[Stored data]
§ §
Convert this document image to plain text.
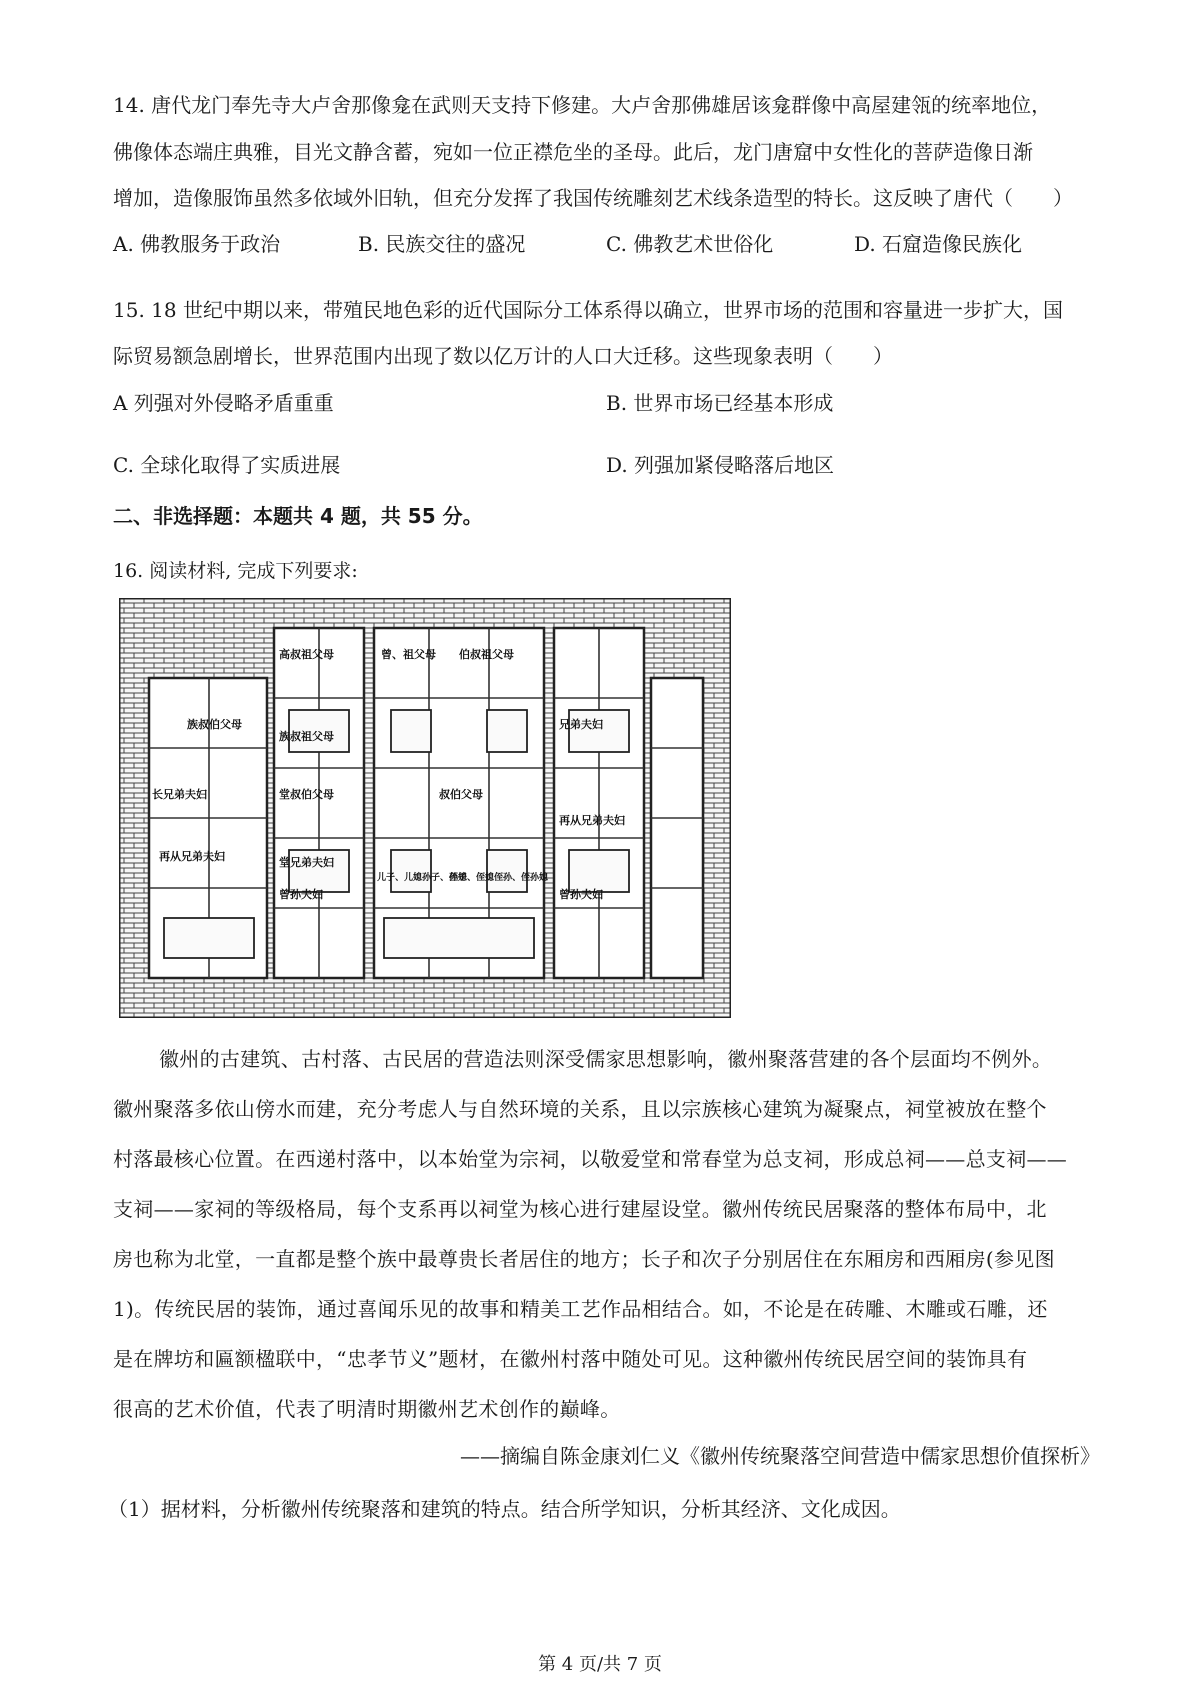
14. 唐代龙门奉先寺大卢舍那像龛在武则天支持下修建。大卢舍那佛雄居该龛群像中高屋建瓴的统率地位，
佛像体态端庄典雅，目光文静含蓄，宛如一位正襟危坐的圣母。此后，龙门唐窟中女性化的菩萨造像日渐
增加，造像服饰虽然多依域外旧轨，但充分发挥了我国传统雕刻艺术线条造型的特长。这反映了唐代（　　）
A. 佛教服务于政治	B. 民族交往的盛况	C. 佛教艺术世俗化	D. 石窟造像民族化
15. 18 世纪中期以来，带殖民地色彩的近代国际分工体系得以确立，世界市场的范围和容量进一步扩大，国
际贸易额急剧增长，世界范围内出现了数以亿万计的人口大迁移。这些现象表明（　　）
A 列强对外侵略矛盾重重	B. 世界市场已经基本形成
C. 全球化取得了实质进展	D. 列强加紧侵略落后地区
二、非选择题：本题共 4 题，共 55 分。
16. 阅读材料, 完成下列要求:
高叔祖父母
族叔祖父母
曾、祖父母 伯叔祖父母
族叔伯父母
堂叔伯父母	叔伯父母
堂兄弟夫妇
兄弟夫妇
长兄弟夫妇
曾孙夫妇	曾孙夫妇
儿子、儿媳孙子、孙媳
侄子、侄媳侄孙、侄孙媳
再从兄弟夫妇
再从兄弟夫妇
徽州的古建筑、古村落、古民居的营造法则深受儒家思想影响，徽州聚落营建的各个层面均不例外。
徽州聚落多依山傍水而建，充分考虑人与自然环境的关系，且以宗族核心建筑为凝聚点，祠堂被放在整个
村落最核心位置。在西递村落中，以本始堂为宗祠，以敬爱堂和常春堂为总支祠，形成总祠——总支祠——
支祠——家祠的等级格局，每个支系再以祠堂为核心进行建屋设堂。徽州传统民居聚落的整体布局中，北
房也称为北堂，一直都是整个族中最尊贵长者居住的地方；长子和次子分别居住在东厢房和西厢房(参见图
1)。传统民居的装饰，通过喜闻乐见的故事和精美工艺作品相结合。如，不论是在砖雕、木雕或石雕，还
是在牌坊和匾额楹联中，“忠孝节义”题材，在徽州村落中随处可见。这种徽州传统民居空间的装饰具有
很高的艺术价值，代表了明清时期徽州艺术创作的巅峰。
——摘编自陈金康刘仁义《徽州传统聚落空间营造中儒家思想价值探析》
（1）据材料，分析徽州传统聚落和建筑的特点。结合所学知识，分析其经济、文化成因。
第 4 页/共 7 页
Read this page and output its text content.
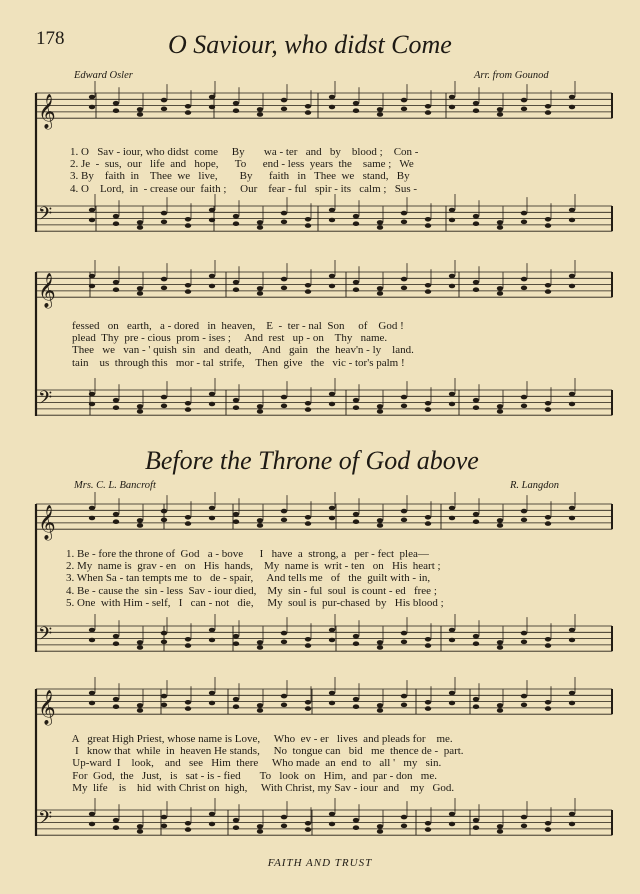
178	O Saviour, who didst Come
Edward Osler	Arr. from Gounod
1. O   Sav - iour, who didst  come     By       wa - ter   and   by    blood ;    Con -
2. Je  -  sus,  our   life  and   hope,      To      end - less  years  the    same ;   We
3. By    faith  in    Thee  we   live,        By      faith   in   Thee  we   stand,   By
4. O    Lord,  in  - crease our  faith ;     Our    fear - ful   spir - its   calm ;   Sus -
fessed   on   earth,   a - dored   in  heaven,    E  -  ter - nal  Son     of    God !
plead  Thy  pre - cious  prom - ises ;     And  rest   up - on    Thy   name.
Thee   we   van - ' quish  sin   and  death,    And   gain   the  heav'n - ly    land.
tain    us  through this   mor - tal  strife,    Then  give   the   vic - tor's palm !
Before the Throne of God above
Mrs. C. L. Bancroft	R. Langdon
1. Be - fore the throne of  God   a - bove      I   have  a  strong, a   per - fect  plea—
2. My  name is  grav - en   on   His  hands,    My  name is  writ - ten   on   His  heart ;
3. When Sa - tan tempts me  to   de - spair,     And tells me   of   the  guilt with - in,
4. Be - cause the  sin - less  Sav - iour died,    My  sin - ful  soul  is count - ed   free ;
5. One  with Him - self,   I   can - not   die,     My  soul is  pur-chased  by   His blood ;
A   great High Priest, whose name is Love,     Who  ev - er   lives  and pleads for    me.
I   know that  while  in  heaven He stands,     No  tongue can   bid   me  thence de -  part.
Up-ward  I    look,    and   see   Him  there     Who made  an  end  to   all '   my   sin.
For  God,  the   Just,   is   sat - is - fied       To   look  on   Him,  and  par - don   me.
My  life    is    hid  with Christ on  high,     With Christ, my Sav - iour  and    my   God.
FAITH AND TRUST
𝄞
𝄢
𝄞
𝄢
𝄞
𝄢
𝄞
𝄢
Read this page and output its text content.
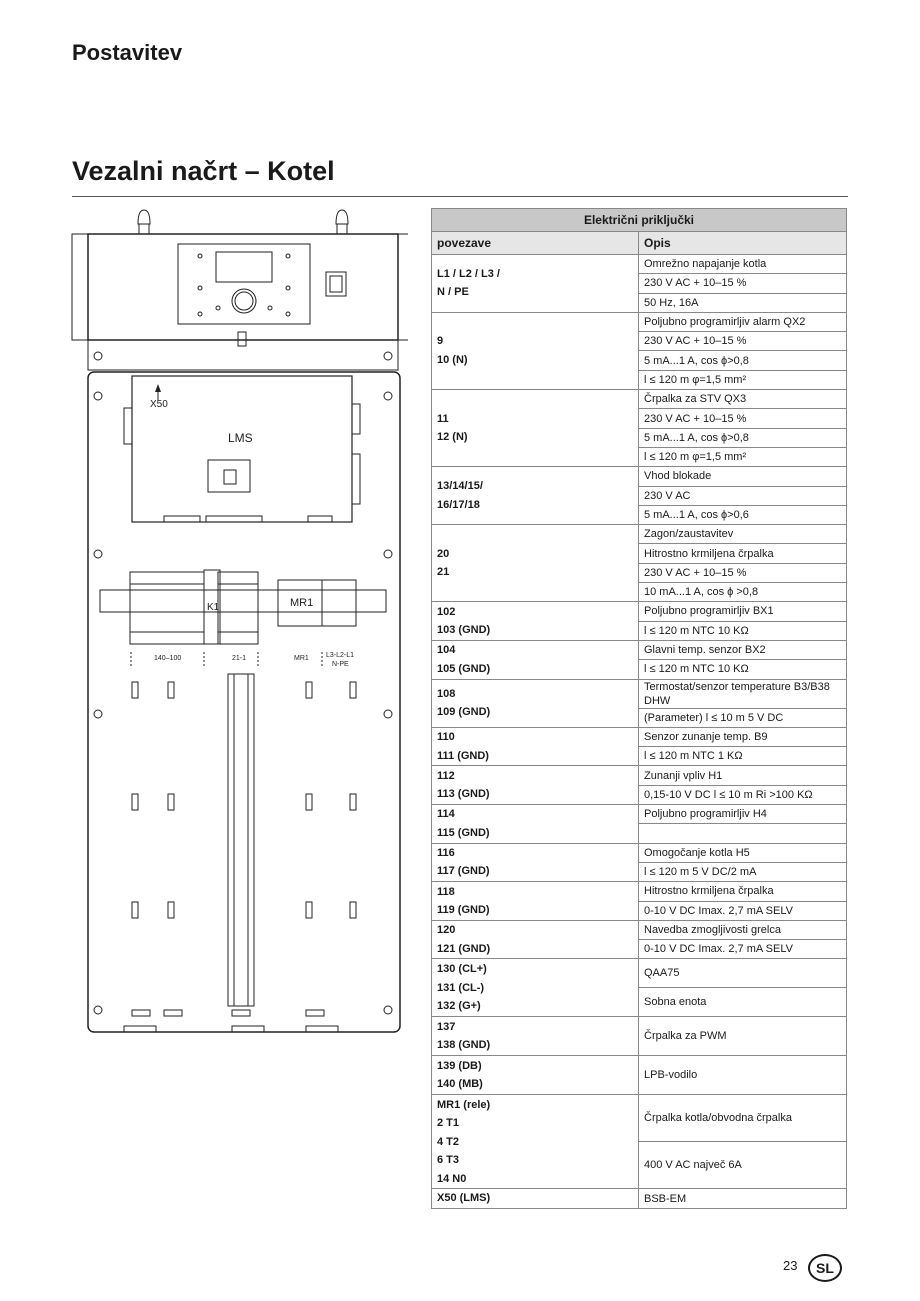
Postavitev
Vezalni načrt – Kotel
X50
LMS
K1	MR1
140–100	21-1	MR1 L3-L2-L1
N-PE
Električni priključki	
povezave	Opis

L1 / L2 / L3 /
N / PE	Omrežno napajanje kotla
	230 V AC + 10–15 %
	50 Hz, 16A

9
10 (N)	Poljubno programirljiv alarm QX2
	230 V AC + 10–15 %
	5 mA...1 A, cos ϕ>0,8
	l ≤ 120 m φ=1,5 mm²

11
12 (N)	Črpalka za STV QX3
	230 V AC + 10–15 %
	5 mA...1 A, cos ϕ>0,8
	l ≤ 120 m φ=1,5 mm²

13/14/15/
16/17/18	Vhod blokade
	230 V AC
	5 mA...1 A, cos ϕ>0,6

20
21	Zagon/zaustavitev
	Hitrostno krmiljena črpalka
	230 V AC + 10–15 %
	10 mA...1 A, cos ϕ >0,8

102
103 (GND)	Poljubno programirljiv BX1
	l ≤ 120 m NTC 10 KΩ

104
105 (GND)	Glavni temp. senzor BX2
	l ≤ 120 m NTC 10 KΩ

108
109 (GND)	Termostat/senzor temperature B3/B38 DHW
	(Parameter) l ≤ 10 m 5 V DC

110
111 (GND)	Senzor zunanje temp. B9
	l ≤ 120 m NTC 1 KΩ

112
113 (GND)	Zunanji vpliv H1
	0,15-10 V DC l ≤ 10 m Ri >100 KΩ

114
115 (GND)	Poljubno programirljiv H4

116
117 (GND)	Omogočanje kotla H5
	l ≤ 120 m 5 V DC/2 mA

118
119 (GND)	Hitrostno krmiljena črpalka
	0-10 V DC Imax. 2,7 mA SELV

120
121 (GND)	Navedba zmogljivosti grelca
	0-10 V DC Imax. 2,7 mA SELV

130 (CL+)
131 (CL-)
132 (G+)	QAA75
	Sobna enota

137
138 (GND)	Črpalka za PWM

139 (DB)
140 (MB)	LPB-vodilo

MR1 (rele)
2 T1
4 T2
6 T3
14 N0	Črpalka kotla/obvodna črpalka
	400 V AC največ 6A

X50 (LMS)	BSB-EM
23	SL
§ §
▶ [Objective] Scan the material above for the string "less" and return the lines that hold it.

▶ [Output below]
2. Je  -  sus,  our   life  and   hope,      To      end - less  years  the    same ;   We
4. Be - cause the  sin - less  Sav - iour died,    My  sin - ful  soul  is count - ed   free ;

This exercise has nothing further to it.